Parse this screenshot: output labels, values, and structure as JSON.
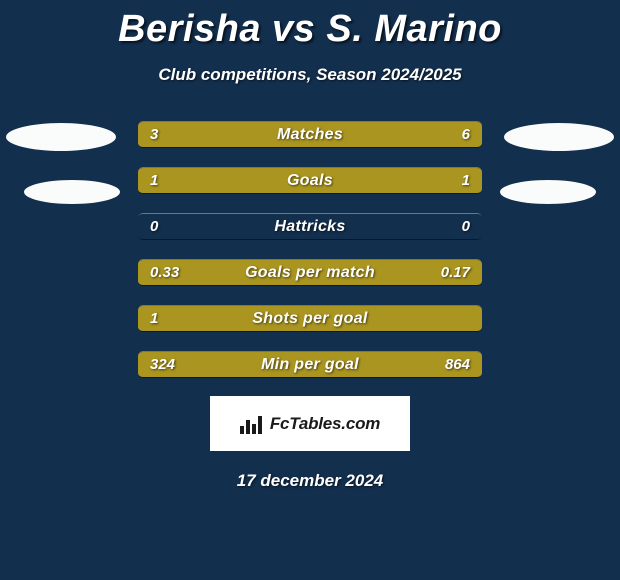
{
  "background_color": "#132f4e",
  "title_color": "#ffffff",
  "header": {
    "title": "Berisha vs S. Marino",
    "subtitle": "Club competitions, Season 2024/2025"
  },
  "colors": {
    "playerA": "#aa9520",
    "playerB": "#aa9520",
    "track": "#132f4e"
  },
  "stats": [
    {
      "label": "Matches",
      "a": "3",
      "b": "6",
      "a_pct": 33.3,
      "b_pct": 66.7
    },
    {
      "label": "Goals",
      "a": "1",
      "b": "1",
      "a_pct": 50,
      "b_pct": 50
    },
    {
      "label": "Hattricks",
      "a": "0",
      "b": "0",
      "a_pct": 0,
      "b_pct": 0
    },
    {
      "label": "Goals per match",
      "a": "0.33",
      "b": "0.17",
      "a_pct": 66,
      "b_pct": 34
    },
    {
      "label": "Shots per goal",
      "a": "1",
      "b": "",
      "a_pct": 100,
      "b_pct": 0
    },
    {
      "label": "Min per goal",
      "a": "324",
      "b": "864",
      "a_pct": 27.3,
      "b_pct": 72.7
    }
  ],
  "branding": {
    "text": "FcTables.com"
  },
  "date": "17 december 2024",
  "typography": {
    "title_fontsize": 38,
    "subtitle_fontsize": 17,
    "label_fontsize": 16,
    "value_fontsize": 15
  }
}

____

• [The problem] Each line of the data is to be duplicated exactly; pictures stay out of the copy.

• [Answer to the exercise]
Parse this screenshot: output labels, values, and structure as JSON.
{
  "background_color": "#132f4e",
  "title_color": "#ffffff",
  "header": {
    "title": "Berisha vs S. Marino",
    "subtitle": "Club competitions, Season 2024/2025"
  },
  "colors": {
    "playerA": "#aa9520",
    "playerB": "#aa9520",
    "track": "#132f4e"
  },
  "stats": [
    {
      "label": "Matches",
      "a": "3",
      "b": "6",
      "a_pct": 33.3,
      "b_pct": 66.7
    },
    {
      "label": "Goals",
      "a": "1",
      "b": "1",
      "a_pct": 50,
      "b_pct": 50
    },
    {
      "label": "Hattricks",
      "a": "0",
      "b": "0",
      "a_pct": 0,
      "b_pct": 0
    },
    {
      "label": "Goals per match",
      "a": "0.33",
      "b": "0.17",
      "a_pct": 66,
      "b_pct": 34
    },
    {
      "label": "Shots per goal",
      "a": "1",
      "b": "",
      "a_pct": 100,
      "b_pct": 0
    },
    {
      "label": "Min per goal",
      "a": "324",
      "b": "864",
      "a_pct": 27.3,
      "b_pct": 72.7
    }
  ],
  "branding": {
    "text": "FcTables.com"
  },
  "date": "17 december 2024",
  "typography": {
    "title_fontsize": 38,
    "subtitle_fontsize": 17,
    "label_fontsize": 16,
    "value_fontsize": 15
  }
}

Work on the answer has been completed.